— WHAT IS NEEDED —
Present every line in which the string "confirmacion" appears.

— Stored data —
[Begin]

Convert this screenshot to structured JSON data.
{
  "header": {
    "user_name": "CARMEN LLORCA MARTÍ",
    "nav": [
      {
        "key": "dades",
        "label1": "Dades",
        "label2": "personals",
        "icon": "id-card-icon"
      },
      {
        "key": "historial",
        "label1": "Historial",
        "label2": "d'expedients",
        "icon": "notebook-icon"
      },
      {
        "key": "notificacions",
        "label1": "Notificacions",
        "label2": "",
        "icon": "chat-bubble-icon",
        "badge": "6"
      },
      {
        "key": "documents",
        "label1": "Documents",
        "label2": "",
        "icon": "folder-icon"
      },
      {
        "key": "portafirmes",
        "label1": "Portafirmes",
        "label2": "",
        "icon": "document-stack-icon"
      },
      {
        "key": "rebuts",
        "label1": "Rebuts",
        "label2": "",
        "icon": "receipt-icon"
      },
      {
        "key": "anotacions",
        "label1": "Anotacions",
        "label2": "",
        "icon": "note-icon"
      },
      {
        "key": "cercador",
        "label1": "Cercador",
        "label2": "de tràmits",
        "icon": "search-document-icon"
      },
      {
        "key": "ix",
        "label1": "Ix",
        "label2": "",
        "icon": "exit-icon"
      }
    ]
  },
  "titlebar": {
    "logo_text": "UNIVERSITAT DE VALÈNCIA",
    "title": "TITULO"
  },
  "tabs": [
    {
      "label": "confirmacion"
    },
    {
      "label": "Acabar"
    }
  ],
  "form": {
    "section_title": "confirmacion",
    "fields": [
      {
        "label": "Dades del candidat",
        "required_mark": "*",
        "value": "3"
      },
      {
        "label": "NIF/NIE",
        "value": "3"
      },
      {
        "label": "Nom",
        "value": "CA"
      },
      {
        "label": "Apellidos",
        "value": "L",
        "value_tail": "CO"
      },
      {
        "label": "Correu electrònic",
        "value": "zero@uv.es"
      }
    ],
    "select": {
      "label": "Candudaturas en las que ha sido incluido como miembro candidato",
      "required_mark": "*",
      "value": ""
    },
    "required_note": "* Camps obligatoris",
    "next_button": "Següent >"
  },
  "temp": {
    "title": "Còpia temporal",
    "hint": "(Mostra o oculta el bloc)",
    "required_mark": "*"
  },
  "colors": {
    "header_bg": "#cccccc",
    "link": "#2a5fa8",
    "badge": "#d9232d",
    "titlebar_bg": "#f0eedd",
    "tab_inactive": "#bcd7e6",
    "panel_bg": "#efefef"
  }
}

[End]

— THE OUTPUT —
      "label": "confirmacion"
    "section_title": "confirmacion",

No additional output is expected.